Extracted data entries
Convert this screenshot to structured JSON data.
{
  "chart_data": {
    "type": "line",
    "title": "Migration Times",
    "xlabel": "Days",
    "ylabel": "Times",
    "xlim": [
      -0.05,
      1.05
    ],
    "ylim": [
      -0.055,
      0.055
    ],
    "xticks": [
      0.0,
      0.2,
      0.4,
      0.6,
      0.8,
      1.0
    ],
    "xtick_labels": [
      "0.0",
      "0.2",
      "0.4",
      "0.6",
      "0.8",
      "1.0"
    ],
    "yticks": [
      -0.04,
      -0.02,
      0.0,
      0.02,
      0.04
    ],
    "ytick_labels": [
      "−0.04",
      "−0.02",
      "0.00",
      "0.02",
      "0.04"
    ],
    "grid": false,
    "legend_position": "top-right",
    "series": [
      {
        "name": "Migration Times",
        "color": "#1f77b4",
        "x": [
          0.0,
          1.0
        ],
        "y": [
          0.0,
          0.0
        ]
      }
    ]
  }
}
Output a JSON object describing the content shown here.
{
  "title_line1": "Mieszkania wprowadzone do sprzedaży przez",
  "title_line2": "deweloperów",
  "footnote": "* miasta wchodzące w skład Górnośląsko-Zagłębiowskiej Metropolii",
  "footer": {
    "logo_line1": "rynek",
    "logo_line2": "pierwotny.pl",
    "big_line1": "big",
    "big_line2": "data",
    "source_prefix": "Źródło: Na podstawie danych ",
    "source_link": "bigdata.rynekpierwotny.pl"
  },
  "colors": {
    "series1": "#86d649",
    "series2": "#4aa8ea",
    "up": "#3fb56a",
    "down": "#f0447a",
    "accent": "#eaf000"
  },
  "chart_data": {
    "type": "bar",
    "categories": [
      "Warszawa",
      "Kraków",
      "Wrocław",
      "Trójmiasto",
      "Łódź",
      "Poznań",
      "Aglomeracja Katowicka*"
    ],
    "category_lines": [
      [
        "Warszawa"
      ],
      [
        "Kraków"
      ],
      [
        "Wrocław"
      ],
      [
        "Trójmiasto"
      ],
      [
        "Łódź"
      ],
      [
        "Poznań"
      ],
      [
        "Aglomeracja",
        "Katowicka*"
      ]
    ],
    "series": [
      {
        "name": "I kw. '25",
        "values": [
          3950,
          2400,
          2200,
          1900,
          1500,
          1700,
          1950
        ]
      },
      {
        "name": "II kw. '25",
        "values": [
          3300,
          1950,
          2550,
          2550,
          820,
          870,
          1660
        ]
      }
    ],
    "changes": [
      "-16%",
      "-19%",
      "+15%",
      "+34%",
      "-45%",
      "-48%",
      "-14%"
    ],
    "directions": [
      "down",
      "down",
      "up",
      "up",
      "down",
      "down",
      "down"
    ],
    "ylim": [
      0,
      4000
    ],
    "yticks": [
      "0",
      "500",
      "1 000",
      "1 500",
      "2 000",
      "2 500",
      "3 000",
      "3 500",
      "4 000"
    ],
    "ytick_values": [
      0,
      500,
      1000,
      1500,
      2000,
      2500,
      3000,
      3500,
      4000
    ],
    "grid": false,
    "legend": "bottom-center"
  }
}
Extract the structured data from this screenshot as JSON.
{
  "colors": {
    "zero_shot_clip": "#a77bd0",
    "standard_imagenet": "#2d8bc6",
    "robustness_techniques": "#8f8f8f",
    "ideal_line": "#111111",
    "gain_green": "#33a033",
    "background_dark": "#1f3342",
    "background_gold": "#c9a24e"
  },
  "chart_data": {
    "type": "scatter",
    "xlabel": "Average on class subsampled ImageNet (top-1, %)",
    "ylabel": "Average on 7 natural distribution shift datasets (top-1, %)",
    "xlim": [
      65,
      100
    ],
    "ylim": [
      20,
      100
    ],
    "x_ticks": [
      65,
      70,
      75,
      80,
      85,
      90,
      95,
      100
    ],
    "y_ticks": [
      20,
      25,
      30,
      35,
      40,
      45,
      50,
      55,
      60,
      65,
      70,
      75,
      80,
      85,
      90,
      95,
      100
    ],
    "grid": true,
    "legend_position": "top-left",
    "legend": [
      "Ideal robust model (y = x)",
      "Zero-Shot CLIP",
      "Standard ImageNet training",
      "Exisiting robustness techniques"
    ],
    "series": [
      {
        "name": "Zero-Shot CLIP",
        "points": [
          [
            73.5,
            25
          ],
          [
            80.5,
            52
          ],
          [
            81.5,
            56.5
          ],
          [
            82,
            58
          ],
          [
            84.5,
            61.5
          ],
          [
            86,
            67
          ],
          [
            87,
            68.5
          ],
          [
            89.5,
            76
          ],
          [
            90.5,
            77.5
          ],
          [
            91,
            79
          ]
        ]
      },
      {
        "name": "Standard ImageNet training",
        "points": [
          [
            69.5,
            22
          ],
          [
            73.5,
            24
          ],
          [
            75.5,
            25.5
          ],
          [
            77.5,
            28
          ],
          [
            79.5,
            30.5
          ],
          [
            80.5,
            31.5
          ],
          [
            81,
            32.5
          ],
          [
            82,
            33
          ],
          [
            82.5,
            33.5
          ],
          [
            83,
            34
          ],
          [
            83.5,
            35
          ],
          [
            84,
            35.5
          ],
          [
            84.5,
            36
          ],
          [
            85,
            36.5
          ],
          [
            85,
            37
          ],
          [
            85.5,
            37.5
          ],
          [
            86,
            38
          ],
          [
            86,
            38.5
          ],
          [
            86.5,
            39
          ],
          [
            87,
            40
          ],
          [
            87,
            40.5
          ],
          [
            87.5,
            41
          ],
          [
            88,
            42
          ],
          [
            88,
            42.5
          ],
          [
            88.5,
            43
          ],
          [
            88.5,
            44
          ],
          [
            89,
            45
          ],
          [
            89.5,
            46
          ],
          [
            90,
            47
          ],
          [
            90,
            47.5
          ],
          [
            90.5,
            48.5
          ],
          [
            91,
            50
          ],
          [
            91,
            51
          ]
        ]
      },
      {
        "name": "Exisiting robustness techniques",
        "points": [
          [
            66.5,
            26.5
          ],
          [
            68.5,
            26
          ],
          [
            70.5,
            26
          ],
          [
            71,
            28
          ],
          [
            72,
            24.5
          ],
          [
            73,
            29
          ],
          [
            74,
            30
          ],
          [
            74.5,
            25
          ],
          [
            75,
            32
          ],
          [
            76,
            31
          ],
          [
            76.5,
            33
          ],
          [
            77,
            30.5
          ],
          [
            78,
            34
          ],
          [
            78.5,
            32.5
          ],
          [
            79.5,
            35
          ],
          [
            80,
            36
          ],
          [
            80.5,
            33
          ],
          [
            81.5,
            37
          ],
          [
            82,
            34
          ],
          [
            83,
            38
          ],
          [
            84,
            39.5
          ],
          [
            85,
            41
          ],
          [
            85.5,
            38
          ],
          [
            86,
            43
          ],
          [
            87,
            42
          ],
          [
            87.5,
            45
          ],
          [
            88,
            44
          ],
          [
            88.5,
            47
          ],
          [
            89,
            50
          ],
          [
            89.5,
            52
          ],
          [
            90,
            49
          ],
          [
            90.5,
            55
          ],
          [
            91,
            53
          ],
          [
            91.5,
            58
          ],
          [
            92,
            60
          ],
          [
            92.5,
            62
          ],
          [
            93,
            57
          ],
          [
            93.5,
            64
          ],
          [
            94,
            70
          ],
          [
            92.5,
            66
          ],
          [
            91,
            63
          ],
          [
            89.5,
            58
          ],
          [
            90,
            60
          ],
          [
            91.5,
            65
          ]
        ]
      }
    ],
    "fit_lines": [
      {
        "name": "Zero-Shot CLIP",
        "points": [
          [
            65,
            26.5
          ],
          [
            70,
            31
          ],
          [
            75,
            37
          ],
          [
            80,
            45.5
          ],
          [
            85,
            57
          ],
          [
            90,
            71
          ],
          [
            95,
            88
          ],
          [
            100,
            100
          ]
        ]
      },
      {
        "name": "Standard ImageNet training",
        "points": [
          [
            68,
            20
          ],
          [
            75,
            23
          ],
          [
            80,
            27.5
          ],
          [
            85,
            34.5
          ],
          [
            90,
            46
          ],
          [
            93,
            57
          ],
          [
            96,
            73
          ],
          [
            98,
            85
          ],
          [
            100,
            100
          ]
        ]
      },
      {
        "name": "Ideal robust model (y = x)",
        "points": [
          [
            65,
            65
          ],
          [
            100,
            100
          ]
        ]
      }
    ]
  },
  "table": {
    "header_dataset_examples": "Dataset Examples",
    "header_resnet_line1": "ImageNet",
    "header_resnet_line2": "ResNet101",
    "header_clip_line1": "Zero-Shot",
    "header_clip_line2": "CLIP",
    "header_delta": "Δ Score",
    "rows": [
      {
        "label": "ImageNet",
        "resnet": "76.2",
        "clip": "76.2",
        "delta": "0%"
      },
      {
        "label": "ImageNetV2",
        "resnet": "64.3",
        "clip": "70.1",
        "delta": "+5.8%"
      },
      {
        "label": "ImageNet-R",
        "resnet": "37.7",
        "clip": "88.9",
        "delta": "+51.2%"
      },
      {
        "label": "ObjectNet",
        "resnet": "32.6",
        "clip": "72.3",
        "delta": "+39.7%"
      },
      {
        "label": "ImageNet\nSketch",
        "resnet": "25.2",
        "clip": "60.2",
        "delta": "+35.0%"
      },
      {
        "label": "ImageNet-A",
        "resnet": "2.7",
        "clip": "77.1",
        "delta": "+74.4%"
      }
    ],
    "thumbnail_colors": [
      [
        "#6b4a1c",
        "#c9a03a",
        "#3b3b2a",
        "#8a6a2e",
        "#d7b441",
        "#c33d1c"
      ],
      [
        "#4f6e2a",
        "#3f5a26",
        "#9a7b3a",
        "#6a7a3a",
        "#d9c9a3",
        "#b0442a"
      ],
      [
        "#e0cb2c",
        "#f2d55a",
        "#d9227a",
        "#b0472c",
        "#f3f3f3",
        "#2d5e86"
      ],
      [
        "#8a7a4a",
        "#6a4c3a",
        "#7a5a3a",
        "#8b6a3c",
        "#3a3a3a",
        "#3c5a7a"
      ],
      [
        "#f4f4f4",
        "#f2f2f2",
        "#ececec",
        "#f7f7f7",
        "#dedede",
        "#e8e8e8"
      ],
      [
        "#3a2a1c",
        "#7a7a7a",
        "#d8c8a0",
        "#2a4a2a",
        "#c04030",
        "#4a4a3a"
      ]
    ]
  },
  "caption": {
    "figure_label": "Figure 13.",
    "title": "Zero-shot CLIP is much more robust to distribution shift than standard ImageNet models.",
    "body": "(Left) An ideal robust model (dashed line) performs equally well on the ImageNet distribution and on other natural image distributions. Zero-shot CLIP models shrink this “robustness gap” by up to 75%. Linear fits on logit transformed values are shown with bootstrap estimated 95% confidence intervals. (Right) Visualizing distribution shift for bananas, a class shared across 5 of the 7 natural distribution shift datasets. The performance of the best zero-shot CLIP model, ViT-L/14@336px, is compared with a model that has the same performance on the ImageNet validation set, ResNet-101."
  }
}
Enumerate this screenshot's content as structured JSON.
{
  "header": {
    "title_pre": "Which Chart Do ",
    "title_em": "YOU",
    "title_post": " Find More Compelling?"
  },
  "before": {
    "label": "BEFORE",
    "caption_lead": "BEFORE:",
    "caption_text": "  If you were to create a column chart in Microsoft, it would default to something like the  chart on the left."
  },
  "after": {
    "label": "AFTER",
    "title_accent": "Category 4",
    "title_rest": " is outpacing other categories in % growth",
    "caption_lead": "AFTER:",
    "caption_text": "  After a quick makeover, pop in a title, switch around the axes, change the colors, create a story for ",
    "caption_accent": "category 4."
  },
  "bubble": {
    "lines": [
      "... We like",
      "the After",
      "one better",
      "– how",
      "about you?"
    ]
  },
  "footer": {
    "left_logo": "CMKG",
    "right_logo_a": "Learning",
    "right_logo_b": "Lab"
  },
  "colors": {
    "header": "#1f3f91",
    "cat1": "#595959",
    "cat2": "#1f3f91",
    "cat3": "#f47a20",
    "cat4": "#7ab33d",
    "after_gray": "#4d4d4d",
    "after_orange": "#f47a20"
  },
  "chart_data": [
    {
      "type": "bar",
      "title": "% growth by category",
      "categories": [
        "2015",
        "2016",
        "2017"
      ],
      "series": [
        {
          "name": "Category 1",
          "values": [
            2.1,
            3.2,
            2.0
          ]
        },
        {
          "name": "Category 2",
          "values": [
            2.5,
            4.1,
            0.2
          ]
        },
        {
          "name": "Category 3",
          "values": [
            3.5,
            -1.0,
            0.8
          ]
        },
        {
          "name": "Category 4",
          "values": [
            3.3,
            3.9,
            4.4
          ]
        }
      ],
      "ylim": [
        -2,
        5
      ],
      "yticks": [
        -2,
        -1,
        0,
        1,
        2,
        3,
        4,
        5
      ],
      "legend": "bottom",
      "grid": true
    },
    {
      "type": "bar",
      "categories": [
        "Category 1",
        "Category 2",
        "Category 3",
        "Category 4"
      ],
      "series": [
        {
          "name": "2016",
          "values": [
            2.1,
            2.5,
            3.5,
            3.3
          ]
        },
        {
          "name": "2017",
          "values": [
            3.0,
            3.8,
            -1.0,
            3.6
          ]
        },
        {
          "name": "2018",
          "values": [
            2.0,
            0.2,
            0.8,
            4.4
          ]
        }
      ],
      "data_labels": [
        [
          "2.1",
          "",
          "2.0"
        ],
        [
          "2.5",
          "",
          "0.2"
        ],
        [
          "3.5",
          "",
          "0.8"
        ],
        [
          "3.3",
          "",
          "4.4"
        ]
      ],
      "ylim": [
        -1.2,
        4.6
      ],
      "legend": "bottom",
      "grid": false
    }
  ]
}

- TASK GOAL -
Pull out every line containing "Average".

- WORKED SOLUTION -
    "xlabel": "Average on class subsampled ImageNet (top-1, %)",
    "ylabel": "Average on 7 natural distribution shift datasets (top-1, %)",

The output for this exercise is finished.